* Exercise *
Your task is to repeat the entries exactly. Leave the pictures out.

--- BEGIN ---

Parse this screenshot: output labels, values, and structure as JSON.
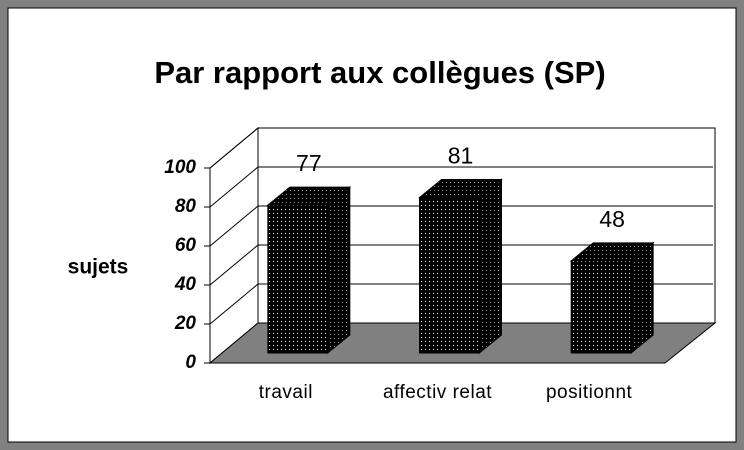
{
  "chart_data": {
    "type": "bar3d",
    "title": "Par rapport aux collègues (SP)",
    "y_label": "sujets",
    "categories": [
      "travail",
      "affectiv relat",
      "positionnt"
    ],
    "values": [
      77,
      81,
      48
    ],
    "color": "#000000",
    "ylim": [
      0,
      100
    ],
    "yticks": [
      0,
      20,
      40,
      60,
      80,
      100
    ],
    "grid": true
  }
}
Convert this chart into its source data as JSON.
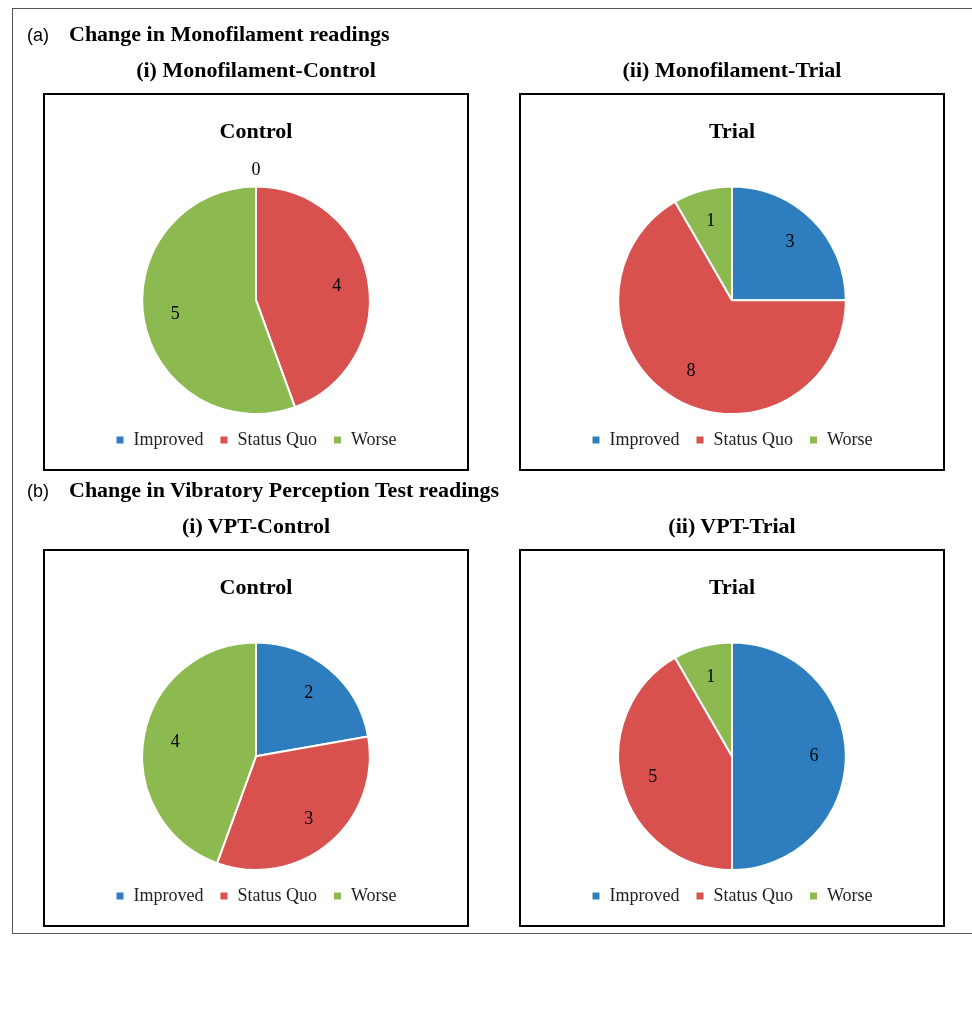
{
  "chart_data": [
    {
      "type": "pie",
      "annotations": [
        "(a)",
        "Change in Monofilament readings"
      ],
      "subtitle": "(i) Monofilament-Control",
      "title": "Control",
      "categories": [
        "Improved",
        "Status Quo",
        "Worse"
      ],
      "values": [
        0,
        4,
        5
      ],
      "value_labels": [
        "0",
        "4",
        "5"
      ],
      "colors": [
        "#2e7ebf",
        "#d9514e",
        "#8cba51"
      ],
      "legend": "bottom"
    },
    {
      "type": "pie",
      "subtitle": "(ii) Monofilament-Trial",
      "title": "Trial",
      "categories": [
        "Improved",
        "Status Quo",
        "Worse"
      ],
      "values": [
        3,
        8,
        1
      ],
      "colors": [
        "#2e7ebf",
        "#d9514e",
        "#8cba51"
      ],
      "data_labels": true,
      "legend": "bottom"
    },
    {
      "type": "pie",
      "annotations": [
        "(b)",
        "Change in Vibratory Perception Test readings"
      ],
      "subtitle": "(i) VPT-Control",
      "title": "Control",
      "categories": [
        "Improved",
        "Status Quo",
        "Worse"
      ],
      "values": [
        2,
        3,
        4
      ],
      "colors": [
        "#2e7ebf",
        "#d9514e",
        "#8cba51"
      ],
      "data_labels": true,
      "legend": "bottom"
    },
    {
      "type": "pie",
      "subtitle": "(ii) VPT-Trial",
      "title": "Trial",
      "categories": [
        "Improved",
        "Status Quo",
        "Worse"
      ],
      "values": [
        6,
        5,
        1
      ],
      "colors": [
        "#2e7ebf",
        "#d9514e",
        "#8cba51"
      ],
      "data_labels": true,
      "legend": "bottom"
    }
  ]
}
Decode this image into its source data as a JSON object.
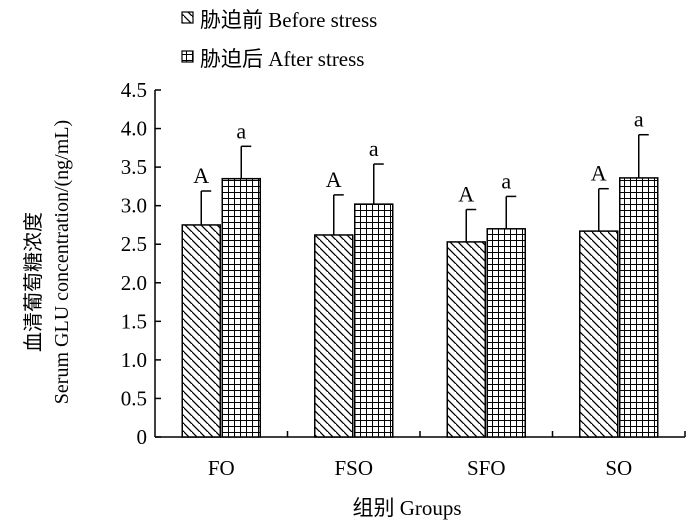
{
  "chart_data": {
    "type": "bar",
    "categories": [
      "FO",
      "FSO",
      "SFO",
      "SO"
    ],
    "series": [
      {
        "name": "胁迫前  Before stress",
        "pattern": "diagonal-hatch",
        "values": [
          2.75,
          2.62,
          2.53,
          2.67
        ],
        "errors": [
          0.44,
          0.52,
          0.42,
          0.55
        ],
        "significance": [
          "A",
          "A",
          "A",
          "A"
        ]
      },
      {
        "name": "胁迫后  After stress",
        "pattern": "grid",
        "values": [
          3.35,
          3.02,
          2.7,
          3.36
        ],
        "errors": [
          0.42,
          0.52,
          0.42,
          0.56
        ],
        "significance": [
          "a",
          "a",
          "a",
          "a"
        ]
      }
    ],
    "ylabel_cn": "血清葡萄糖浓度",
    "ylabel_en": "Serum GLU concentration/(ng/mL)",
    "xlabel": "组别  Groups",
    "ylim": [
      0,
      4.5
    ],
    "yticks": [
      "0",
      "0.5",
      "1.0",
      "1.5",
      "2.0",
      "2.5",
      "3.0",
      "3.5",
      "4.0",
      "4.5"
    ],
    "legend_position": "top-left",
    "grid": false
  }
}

--- END ---

* Response for this exercise *
Parse this screenshot: output labels, values, and structure as JSON.
{
  "chart_data": {
    "type": "bar3d",
    "title": "Par rapport aux collègues (SP)",
    "y_label": "sujets",
    "categories": [
      "travail",
      "affectiv relat",
      "positionnt"
    ],
    "values": [
      77,
      81,
      48
    ],
    "color": "#000000",
    "ylim": [
      0,
      100
    ],
    "yticks": [
      0,
      20,
      40,
      60,
      80,
      100
    ],
    "grid": true
  }
}
Convert this chart into its source data as JSON.
{
  "chart_data": [
    {
      "type": "pie",
      "annotations": [
        "(a)",
        "Change in Monofilament readings"
      ],
      "subtitle": "(i) Monofilament-Control",
      "title": "Control",
      "categories": [
        "Improved",
        "Status Quo",
        "Worse"
      ],
      "values": [
        0,
        4,
        5
      ],
      "value_labels": [
        "0",
        "4",
        "5"
      ],
      "colors": [
        "#2e7ebf",
        "#d9514e",
        "#8cba51"
      ],
      "legend": "bottom"
    },
    {
      "type": "pie",
      "subtitle": "(ii) Monofilament-Trial",
      "title": "Trial",
      "categories": [
        "Improved",
        "Status Quo",
        "Worse"
      ],
      "values": [
        3,
        8,
        1
      ],
      "colors": [
        "#2e7ebf",
        "#d9514e",
        "#8cba51"
      ],
      "data_labels": true,
      "legend": "bottom"
    },
    {
      "type": "pie",
      "annotations": [
        "(b)",
        "Change in Vibratory Perception Test readings"
      ],
      "subtitle": "(i) VPT-Control",
      "title": "Control",
      "categories": [
        "Improved",
        "Status Quo",
        "Worse"
      ],
      "values": [
        2,
        3,
        4
      ],
      "colors": [
        "#2e7ebf",
        "#d9514e",
        "#8cba51"
      ],
      "data_labels": true,
      "legend": "bottom"
    },
    {
      "type": "pie",
      "subtitle": "(ii) VPT-Trial",
      "title": "Trial",
      "categories": [
        "Improved",
        "Status Quo",
        "Worse"
      ],
      "values": [
        6,
        5,
        1
      ],
      "colors": [
        "#2e7ebf",
        "#d9514e",
        "#8cba51"
      ],
      "data_labels": true,
      "legend": "bottom"
    }
  ]
}
Decode this image into its source data as a JSON object.
{
  "chart_data": {
    "type": "bar",
    "categories": [
      "FO",
      "FSO",
      "SFO",
      "SO"
    ],
    "series": [
      {
        "name": "胁迫前  Before stress",
        "pattern": "diagonal-hatch",
        "values": [
          2.75,
          2.62,
          2.53,
          2.67
        ],
        "errors": [
          0.44,
          0.52,
          0.42,
          0.55
        ],
        "significance": [
          "A",
          "A",
          "A",
          "A"
        ]
      },
      {
        "name": "胁迫后  After stress",
        "pattern": "grid",
        "values": [
          3.35,
          3.02,
          2.7,
          3.36
        ],
        "errors": [
          0.42,
          0.52,
          0.42,
          0.56
        ],
        "significance": [
          "a",
          "a",
          "a",
          "a"
        ]
      }
    ],
    "ylabel_cn": "血清葡萄糖浓度",
    "ylabel_en": "Serum GLU concentration/(ng/mL)",
    "xlabel": "组别  Groups",
    "ylim": [
      0,
      4.5
    ],
    "yticks": [
      "0",
      "0.5",
      "1.0",
      "1.5",
      "2.0",
      "2.5",
      "3.0",
      "3.5",
      "4.0",
      "4.5"
    ],
    "legend_position": "top-left",
    "grid": false
  }
}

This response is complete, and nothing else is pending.